WORK TO DO – Keep only the lines of the data below that contain "marchas", and copy them.

Saved entries
+--

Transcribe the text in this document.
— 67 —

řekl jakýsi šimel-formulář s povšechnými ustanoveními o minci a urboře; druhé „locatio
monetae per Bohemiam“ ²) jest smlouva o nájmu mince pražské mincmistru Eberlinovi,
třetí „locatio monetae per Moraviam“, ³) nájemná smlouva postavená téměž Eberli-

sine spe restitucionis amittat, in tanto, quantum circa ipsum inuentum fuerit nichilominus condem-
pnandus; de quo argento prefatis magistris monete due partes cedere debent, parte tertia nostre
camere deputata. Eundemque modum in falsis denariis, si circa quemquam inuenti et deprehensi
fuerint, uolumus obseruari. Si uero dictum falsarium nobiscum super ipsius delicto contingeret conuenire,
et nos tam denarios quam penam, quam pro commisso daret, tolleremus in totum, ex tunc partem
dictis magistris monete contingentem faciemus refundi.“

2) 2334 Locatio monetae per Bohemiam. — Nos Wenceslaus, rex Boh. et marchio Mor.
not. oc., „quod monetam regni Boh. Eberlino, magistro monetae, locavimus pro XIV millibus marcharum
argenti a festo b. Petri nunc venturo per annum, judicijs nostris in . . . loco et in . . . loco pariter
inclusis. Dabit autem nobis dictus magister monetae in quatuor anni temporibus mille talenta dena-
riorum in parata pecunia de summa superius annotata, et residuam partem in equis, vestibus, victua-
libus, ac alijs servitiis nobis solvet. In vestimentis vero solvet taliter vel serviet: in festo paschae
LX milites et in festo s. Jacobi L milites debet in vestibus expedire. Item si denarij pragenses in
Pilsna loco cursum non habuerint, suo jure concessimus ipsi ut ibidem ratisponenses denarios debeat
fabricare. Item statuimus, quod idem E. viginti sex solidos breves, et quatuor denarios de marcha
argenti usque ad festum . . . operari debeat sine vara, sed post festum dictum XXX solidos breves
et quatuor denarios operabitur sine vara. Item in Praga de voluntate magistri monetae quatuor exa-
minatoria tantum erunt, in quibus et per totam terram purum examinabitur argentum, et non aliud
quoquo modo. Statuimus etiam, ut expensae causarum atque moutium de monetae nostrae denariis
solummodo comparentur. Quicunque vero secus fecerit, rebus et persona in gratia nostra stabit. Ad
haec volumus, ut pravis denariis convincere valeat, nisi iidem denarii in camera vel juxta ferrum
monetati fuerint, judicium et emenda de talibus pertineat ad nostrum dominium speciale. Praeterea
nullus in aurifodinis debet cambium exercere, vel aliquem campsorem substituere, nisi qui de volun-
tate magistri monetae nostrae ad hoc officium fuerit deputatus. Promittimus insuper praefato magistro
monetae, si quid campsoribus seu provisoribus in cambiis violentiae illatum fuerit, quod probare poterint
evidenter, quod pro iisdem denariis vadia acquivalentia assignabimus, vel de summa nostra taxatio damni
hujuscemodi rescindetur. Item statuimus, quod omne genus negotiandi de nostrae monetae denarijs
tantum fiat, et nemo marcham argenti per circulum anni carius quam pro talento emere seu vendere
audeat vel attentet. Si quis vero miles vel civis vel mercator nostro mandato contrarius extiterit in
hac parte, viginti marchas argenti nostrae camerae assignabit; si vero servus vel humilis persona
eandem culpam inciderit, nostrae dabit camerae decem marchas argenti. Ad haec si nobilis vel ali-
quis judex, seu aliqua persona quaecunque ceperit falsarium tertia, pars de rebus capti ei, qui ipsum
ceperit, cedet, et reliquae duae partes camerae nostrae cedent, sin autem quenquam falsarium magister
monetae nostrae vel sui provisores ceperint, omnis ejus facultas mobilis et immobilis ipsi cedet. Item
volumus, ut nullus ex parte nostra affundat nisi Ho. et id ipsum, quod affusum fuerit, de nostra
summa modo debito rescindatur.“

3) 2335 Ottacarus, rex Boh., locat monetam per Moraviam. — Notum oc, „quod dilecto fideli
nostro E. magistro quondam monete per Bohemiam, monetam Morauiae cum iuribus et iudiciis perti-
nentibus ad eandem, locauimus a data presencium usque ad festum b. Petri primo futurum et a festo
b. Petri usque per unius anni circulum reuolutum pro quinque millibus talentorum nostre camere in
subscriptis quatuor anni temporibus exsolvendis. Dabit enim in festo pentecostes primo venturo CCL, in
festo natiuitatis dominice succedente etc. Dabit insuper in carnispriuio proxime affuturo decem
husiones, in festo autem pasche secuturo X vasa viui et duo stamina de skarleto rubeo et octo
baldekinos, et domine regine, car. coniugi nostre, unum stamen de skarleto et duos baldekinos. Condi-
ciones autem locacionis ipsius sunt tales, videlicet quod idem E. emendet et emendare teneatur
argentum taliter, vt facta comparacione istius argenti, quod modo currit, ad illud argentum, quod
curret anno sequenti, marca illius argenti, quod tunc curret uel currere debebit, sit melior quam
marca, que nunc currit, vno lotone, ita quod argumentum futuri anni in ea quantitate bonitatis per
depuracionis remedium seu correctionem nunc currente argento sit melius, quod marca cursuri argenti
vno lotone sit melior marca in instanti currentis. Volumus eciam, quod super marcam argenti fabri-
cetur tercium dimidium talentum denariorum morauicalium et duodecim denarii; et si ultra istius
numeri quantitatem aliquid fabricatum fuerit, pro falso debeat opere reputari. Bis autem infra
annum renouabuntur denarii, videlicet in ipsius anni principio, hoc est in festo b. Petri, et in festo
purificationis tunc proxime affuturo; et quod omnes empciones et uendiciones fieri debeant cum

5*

+--

WRITTEN ANSWER –
hac parte, viginti marchas argenti nostrae camerae assignabit; si vero servus vel humilis persona
eandem culpam inciderit, nostrae dabit camerae decem marchas argenti. Ad haec si nobilis vel ali-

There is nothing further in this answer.